### WORK REQUIRED
Word for word, quote all of the material, omitting the pictures.

### RECORDS SHOWN
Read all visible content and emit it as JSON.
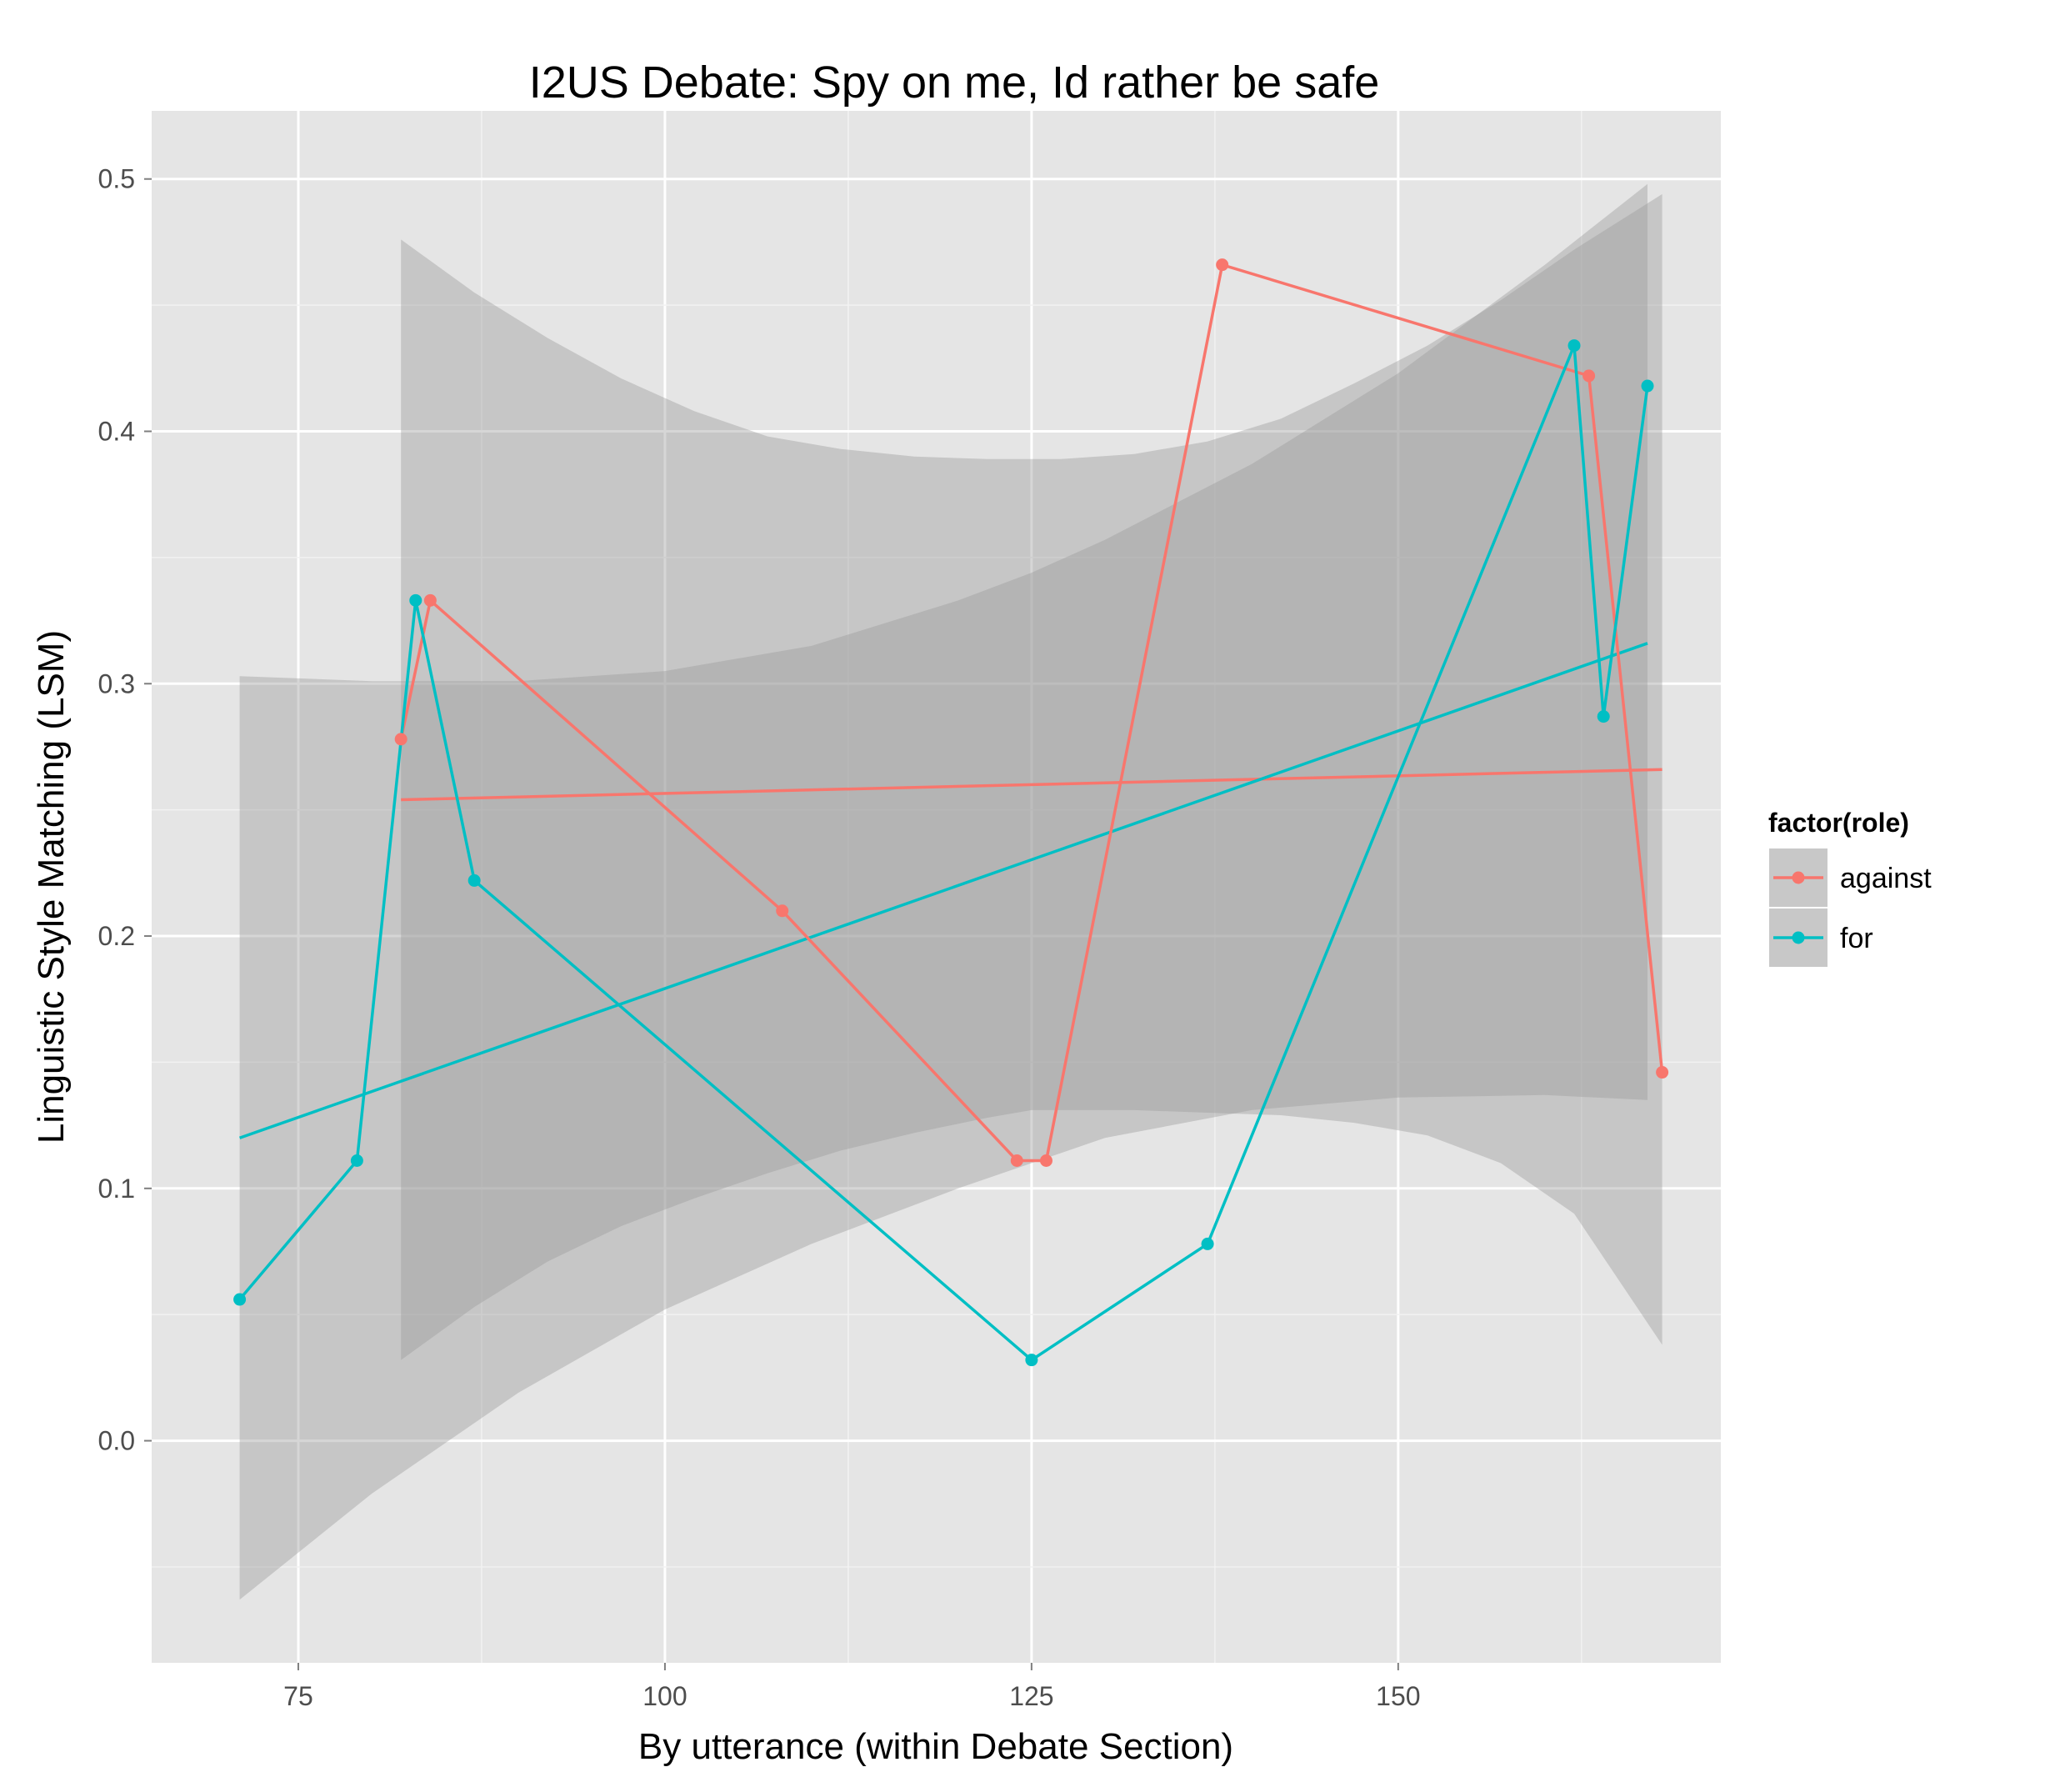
{
  "chart_data": {
    "type": "line",
    "title": "I2US Debate: Spy on me, Id rather be safe",
    "xlabel": "By utterance (within Debate Section)",
    "ylabel": "Linguistic Style Matching (LSM)",
    "xlim": [
      65,
      172
    ],
    "ylim": [
      -0.088,
      0.527
    ],
    "x_ticks": [
      75,
      100,
      125,
      150
    ],
    "x_tick_labels": [
      "75",
      "100",
      "125",
      "150"
    ],
    "y_ticks": [
      0.0,
      0.1,
      0.2,
      0.3,
      0.4,
      0.5
    ],
    "y_tick_labels": [
      "0.0",
      "0.1",
      "0.2",
      "0.3",
      "0.4",
      "0.5"
    ],
    "grid": true,
    "legend": {
      "title": "factor(role)",
      "position": "right",
      "entries": [
        "against",
        "for"
      ]
    },
    "series": [
      {
        "name": "against",
        "color": "#F8766D",
        "x": [
          82,
          84,
          108,
          124,
          126,
          138,
          163,
          168
        ],
        "y": [
          0.278,
          0.333,
          0.21,
          0.111,
          0.111,
          0.466,
          0.422,
          0.146
        ],
        "smooth": {
          "x": [
            82,
            168
          ],
          "y": [
            0.254,
            0.266
          ]
        },
        "ribbon": {
          "x": [
            82,
            87,
            92,
            97,
            102,
            107,
            112,
            117,
            122,
            125,
            127,
            132,
            137,
            142,
            147,
            152,
            157,
            162,
            168
          ],
          "lower": [
            0.032,
            0.053,
            0.071,
            0.085,
            0.096,
            0.106,
            0.115,
            0.122,
            0.128,
            0.131,
            0.131,
            0.131,
            0.13,
            0.129,
            0.126,
            0.121,
            0.11,
            0.09,
            0.038
          ],
          "upper": [
            0.476,
            0.455,
            0.437,
            0.421,
            0.408,
            0.398,
            0.393,
            0.39,
            0.389,
            0.389,
            0.389,
            0.391,
            0.396,
            0.405,
            0.419,
            0.434,
            0.452,
            0.472,
            0.494
          ]
        }
      },
      {
        "name": "for",
        "color": "#00BFC4",
        "x": [
          71,
          79,
          83,
          87,
          125,
          137,
          162,
          164,
          167
        ],
        "y": [
          0.056,
          0.111,
          0.333,
          0.222,
          0.032,
          0.078,
          0.434,
          0.287,
          0.418
        ],
        "smooth": {
          "x": [
            71,
            167
          ],
          "y": [
            0.12,
            0.316
          ]
        },
        "ribbon": {
          "x": [
            71,
            80,
            90,
            100,
            110,
            120,
            125,
            130,
            140,
            150,
            160,
            167
          ],
          "lower": [
            -0.063,
            -0.021,
            0.019,
            0.052,
            0.078,
            0.1,
            0.11,
            0.12,
            0.131,
            0.136,
            0.137,
            0.135
          ],
          "upper": [
            0.303,
            0.301,
            0.301,
            0.305,
            0.315,
            0.333,
            0.344,
            0.357,
            0.387,
            0.423,
            0.466,
            0.498
          ]
        }
      }
    ]
  }
}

### REPLY
Read all visible content and emit it as JSON.
{
  "chart_data": {
    "type": "line",
    "title": "I2US Debate: Spy on me, Id rather be safe",
    "xlabel": "By utterance (within Debate Section)",
    "ylabel": "Linguistic Style Matching (LSM)",
    "xlim": [
      65,
      172
    ],
    "ylim": [
      -0.088,
      0.527
    ],
    "x_ticks": [
      75,
      100,
      125,
      150
    ],
    "x_tick_labels": [
      "75",
      "100",
      "125",
      "150"
    ],
    "y_ticks": [
      0.0,
      0.1,
      0.2,
      0.3,
      0.4,
      0.5
    ],
    "y_tick_labels": [
      "0.0",
      "0.1",
      "0.2",
      "0.3",
      "0.4",
      "0.5"
    ],
    "grid": true,
    "legend": {
      "title": "factor(role)",
      "position": "right",
      "entries": [
        "against",
        "for"
      ]
    },
    "series": [
      {
        "name": "against",
        "color": "#F8766D",
        "x": [
          82,
          84,
          108,
          124,
          126,
          138,
          163,
          168
        ],
        "y": [
          0.278,
          0.333,
          0.21,
          0.111,
          0.111,
          0.466,
          0.422,
          0.146
        ],
        "smooth": {
          "x": [
            82,
            168
          ],
          "y": [
            0.254,
            0.266
          ]
        },
        "ribbon": {
          "x": [
            82,
            87,
            92,
            97,
            102,
            107,
            112,
            117,
            122,
            125,
            127,
            132,
            137,
            142,
            147,
            152,
            157,
            162,
            168
          ],
          "lower": [
            0.032,
            0.053,
            0.071,
            0.085,
            0.096,
            0.106,
            0.115,
            0.122,
            0.128,
            0.131,
            0.131,
            0.131,
            0.13,
            0.129,
            0.126,
            0.121,
            0.11,
            0.09,
            0.038
          ],
          "upper": [
            0.476,
            0.455,
            0.437,
            0.421,
            0.408,
            0.398,
            0.393,
            0.39,
            0.389,
            0.389,
            0.389,
            0.391,
            0.396,
            0.405,
            0.419,
            0.434,
            0.452,
            0.472,
            0.494
          ]
        }
      },
      {
        "name": "for",
        "color": "#00BFC4",
        "x": [
          71,
          79,
          83,
          87,
          125,
          137,
          162,
          164,
          167
        ],
        "y": [
          0.056,
          0.111,
          0.333,
          0.222,
          0.032,
          0.078,
          0.434,
          0.287,
          0.418
        ],
        "smooth": {
          "x": [
            71,
            167
          ],
          "y": [
            0.12,
            0.316
          ]
        },
        "ribbon": {
          "x": [
            71,
            80,
            90,
            100,
            110,
            120,
            125,
            130,
            140,
            150,
            160,
            167
          ],
          "lower": [
            -0.063,
            -0.021,
            0.019,
            0.052,
            0.078,
            0.1,
            0.11,
            0.12,
            0.131,
            0.136,
            0.137,
            0.135
          ],
          "upper": [
            0.303,
            0.301,
            0.301,
            0.305,
            0.315,
            0.333,
            0.344,
            0.357,
            0.387,
            0.423,
            0.466,
            0.498
          ]
        }
      }
    ]
  }
}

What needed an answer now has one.